** start of MATERIAL SUPPLIED **

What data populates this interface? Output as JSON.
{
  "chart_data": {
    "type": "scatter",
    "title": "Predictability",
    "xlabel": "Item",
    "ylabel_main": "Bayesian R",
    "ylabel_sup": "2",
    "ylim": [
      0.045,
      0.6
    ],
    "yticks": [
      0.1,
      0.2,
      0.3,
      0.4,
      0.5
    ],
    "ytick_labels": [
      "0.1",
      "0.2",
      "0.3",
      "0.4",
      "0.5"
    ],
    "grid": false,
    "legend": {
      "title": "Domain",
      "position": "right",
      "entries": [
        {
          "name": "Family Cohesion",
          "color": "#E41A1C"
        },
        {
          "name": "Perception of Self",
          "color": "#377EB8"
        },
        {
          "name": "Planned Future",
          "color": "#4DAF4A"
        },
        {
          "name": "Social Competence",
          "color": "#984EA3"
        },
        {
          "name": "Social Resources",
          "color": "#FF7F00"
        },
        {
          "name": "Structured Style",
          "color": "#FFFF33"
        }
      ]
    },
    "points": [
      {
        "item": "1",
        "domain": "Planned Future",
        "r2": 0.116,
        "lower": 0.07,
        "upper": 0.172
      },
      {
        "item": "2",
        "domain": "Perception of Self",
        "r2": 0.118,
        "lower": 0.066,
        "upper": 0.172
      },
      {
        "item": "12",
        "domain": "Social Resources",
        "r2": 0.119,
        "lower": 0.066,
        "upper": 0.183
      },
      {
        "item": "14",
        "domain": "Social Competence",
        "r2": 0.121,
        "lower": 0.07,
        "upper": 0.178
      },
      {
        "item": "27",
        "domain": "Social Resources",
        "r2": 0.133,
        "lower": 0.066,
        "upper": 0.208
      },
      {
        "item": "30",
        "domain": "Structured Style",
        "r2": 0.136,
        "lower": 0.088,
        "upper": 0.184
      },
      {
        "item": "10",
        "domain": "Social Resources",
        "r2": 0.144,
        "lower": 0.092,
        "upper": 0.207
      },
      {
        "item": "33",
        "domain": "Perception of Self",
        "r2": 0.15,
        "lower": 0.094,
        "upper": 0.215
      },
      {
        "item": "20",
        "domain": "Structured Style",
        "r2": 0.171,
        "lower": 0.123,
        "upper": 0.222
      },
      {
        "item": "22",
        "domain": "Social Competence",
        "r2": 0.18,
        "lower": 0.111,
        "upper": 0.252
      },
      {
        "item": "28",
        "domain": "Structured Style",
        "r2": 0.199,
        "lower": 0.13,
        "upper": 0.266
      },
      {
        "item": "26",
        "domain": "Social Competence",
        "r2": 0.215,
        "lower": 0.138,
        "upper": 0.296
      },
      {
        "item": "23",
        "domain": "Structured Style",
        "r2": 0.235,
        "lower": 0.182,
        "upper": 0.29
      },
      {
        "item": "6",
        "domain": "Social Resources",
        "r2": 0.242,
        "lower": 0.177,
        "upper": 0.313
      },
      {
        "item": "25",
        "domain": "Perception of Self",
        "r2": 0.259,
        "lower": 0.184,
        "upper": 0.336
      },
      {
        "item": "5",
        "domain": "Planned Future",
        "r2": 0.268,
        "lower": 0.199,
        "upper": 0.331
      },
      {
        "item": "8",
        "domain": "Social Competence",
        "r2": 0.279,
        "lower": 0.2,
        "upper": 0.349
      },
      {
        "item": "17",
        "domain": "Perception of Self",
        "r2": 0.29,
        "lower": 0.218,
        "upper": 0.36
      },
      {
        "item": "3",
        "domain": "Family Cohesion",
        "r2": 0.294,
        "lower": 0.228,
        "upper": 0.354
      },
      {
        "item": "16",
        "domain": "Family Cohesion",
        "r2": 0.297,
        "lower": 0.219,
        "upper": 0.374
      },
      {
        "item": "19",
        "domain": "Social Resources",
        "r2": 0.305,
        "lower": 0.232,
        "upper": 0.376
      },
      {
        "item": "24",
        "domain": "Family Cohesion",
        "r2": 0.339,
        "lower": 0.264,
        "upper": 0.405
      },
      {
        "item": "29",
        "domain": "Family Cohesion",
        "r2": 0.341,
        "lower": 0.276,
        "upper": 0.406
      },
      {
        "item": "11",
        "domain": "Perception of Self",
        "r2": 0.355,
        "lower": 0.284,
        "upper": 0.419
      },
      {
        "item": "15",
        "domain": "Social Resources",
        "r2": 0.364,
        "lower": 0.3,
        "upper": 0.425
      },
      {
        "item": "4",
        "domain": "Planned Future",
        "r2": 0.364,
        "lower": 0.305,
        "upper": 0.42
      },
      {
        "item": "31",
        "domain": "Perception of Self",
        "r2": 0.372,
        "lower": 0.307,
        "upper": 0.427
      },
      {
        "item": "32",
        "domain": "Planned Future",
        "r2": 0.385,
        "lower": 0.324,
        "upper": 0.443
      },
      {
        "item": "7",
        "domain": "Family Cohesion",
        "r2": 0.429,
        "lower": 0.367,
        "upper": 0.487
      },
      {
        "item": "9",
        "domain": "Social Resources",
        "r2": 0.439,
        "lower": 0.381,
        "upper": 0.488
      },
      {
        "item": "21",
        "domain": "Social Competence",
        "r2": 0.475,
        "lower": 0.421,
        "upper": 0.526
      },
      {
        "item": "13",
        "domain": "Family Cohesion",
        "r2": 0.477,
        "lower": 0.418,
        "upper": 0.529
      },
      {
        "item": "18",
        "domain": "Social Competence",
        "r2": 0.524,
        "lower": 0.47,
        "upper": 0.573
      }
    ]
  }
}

** end of MATERIAL SUPPLIED **

* **EXERCISE AIM**
Write the listing out again, exactly as shown above.

* **COMPLETE ANSWER**
What data populates this interface? Output as JSON.
{
  "chart_data": {
    "type": "scatter",
    "title": "Predictability",
    "xlabel": "Item",
    "ylabel_main": "Bayesian R",
    "ylabel_sup": "2",
    "ylim": [
      0.045,
      0.6
    ],
    "yticks": [
      0.1,
      0.2,
      0.3,
      0.4,
      0.5
    ],
    "ytick_labels": [
      "0.1",
      "0.2",
      "0.3",
      "0.4",
      "0.5"
    ],
    "grid": false,
    "legend": {
      "title": "Domain",
      "position": "right",
      "entries": [
        {
          "name": "Family Cohesion",
          "color": "#E41A1C"
        },
        {
          "name": "Perception of Self",
          "color": "#377EB8"
        },
        {
          "name": "Planned Future",
          "color": "#4DAF4A"
        },
        {
          "name": "Social Competence",
          "color": "#984EA3"
        },
        {
          "name": "Social Resources",
          "color": "#FF7F00"
        },
        {
          "name": "Structured Style",
          "color": "#FFFF33"
        }
      ]
    },
    "points": [
      {
        "item": "1",
        "domain": "Planned Future",
        "r2": 0.116,
        "lower": 0.07,
        "upper": 0.172
      },
      {
        "item": "2",
        "domain": "Perception of Self",
        "r2": 0.118,
        "lower": 0.066,
        "upper": 0.172
      },
      {
        "item": "12",
        "domain": "Social Resources",
        "r2": 0.119,
        "lower": 0.066,
        "upper": 0.183
      },
      {
        "item": "14",
        "domain": "Social Competence",
        "r2": 0.121,
        "lower": 0.07,
        "upper": 0.178
      },
      {
        "item": "27",
        "domain": "Social Resources",
        "r2": 0.133,
        "lower": 0.066,
        "upper": 0.208
      },
      {
        "item": "30",
        "domain": "Structured Style",
        "r2": 0.136,
        "lower": 0.088,
        "upper": 0.184
      },
      {
        "item": "10",
        "domain": "Social Resources",
        "r2": 0.144,
        "lower": 0.092,
        "upper": 0.207
      },
      {
        "item": "33",
        "domain": "Perception of Self",
        "r2": 0.15,
        "lower": 0.094,
        "upper": 0.215
      },
      {
        "item": "20",
        "domain": "Structured Style",
        "r2": 0.171,
        "lower": 0.123,
        "upper": 0.222
      },
      {
        "item": "22",
        "domain": "Social Competence",
        "r2": 0.18,
        "lower": 0.111,
        "upper": 0.252
      },
      {
        "item": "28",
        "domain": "Structured Style",
        "r2": 0.199,
        "lower": 0.13,
        "upper": 0.266
      },
      {
        "item": "26",
        "domain": "Social Competence",
        "r2": 0.215,
        "lower": 0.138,
        "upper": 0.296
      },
      {
        "item": "23",
        "domain": "Structured Style",
        "r2": 0.235,
        "lower": 0.182,
        "upper": 0.29
      },
      {
        "item": "6",
        "domain": "Social Resources",
        "r2": 0.242,
        "lower": 0.177,
        "upper": 0.313
      },
      {
        "item": "25",
        "domain": "Perception of Self",
        "r2": 0.259,
        "lower": 0.184,
        "upper": 0.336
      },
      {
        "item": "5",
        "domain": "Planned Future",
        "r2": 0.268,
        "lower": 0.199,
        "upper": 0.331
      },
      {
        "item": "8",
        "domain": "Social Competence",
        "r2": 0.279,
        "lower": 0.2,
        "upper": 0.349
      },
      {
        "item": "17",
        "domain": "Perception of Self",
        "r2": 0.29,
        "lower": 0.218,
        "upper": 0.36
      },
      {
        "item": "3",
        "domain": "Family Cohesion",
        "r2": 0.294,
        "lower": 0.228,
        "upper": 0.354
      },
      {
        "item": "16",
        "domain": "Family Cohesion",
        "r2": 0.297,
        "lower": 0.219,
        "upper": 0.374
      },
      {
        "item": "19",
        "domain": "Social Resources",
        "r2": 0.305,
        "lower": 0.232,
        "upper": 0.376
      },
      {
        "item": "24",
        "domain": "Family Cohesion",
        "r2": 0.339,
        "lower": 0.264,
        "upper": 0.405
      },
      {
        "item": "29",
        "domain": "Family Cohesion",
        "r2": 0.341,
        "lower": 0.276,
        "upper": 0.406
      },
      {
        "item": "11",
        "domain": "Perception of Self",
        "r2": 0.355,
        "lower": 0.284,
        "upper": 0.419
      },
      {
        "item": "15",
        "domain": "Social Resources",
        "r2": 0.364,
        "lower": 0.3,
        "upper": 0.425
      },
      {
        "item": "4",
        "domain": "Planned Future",
        "r2": 0.364,
        "lower": 0.305,
        "upper": 0.42
      },
      {
        "item": "31",
        "domain": "Perception of Self",
        "r2": 0.372,
        "lower": 0.307,
        "upper": 0.427
      },
      {
        "item": "32",
        "domain": "Planned Future",
        "r2": 0.385,
        "lower": 0.324,
        "upper": 0.443
      },
      {
        "item": "7",
        "domain": "Family Cohesion",
        "r2": 0.429,
        "lower": 0.367,
        "upper": 0.487
      },
      {
        "item": "9",
        "domain": "Social Resources",
        "r2": 0.439,
        "lower": 0.381,
        "upper": 0.488
      },
      {
        "item": "21",
        "domain": "Social Competence",
        "r2": 0.475,
        "lower": 0.421,
        "upper": 0.526
      },
      {
        "item": "13",
        "domain": "Family Cohesion",
        "r2": 0.477,
        "lower": 0.418,
        "upper": 0.529
      },
      {
        "item": "18",
        "domain": "Social Competence",
        "r2": 0.524,
        "lower": 0.47,
        "upper": 0.573
      }
    ]
  }
}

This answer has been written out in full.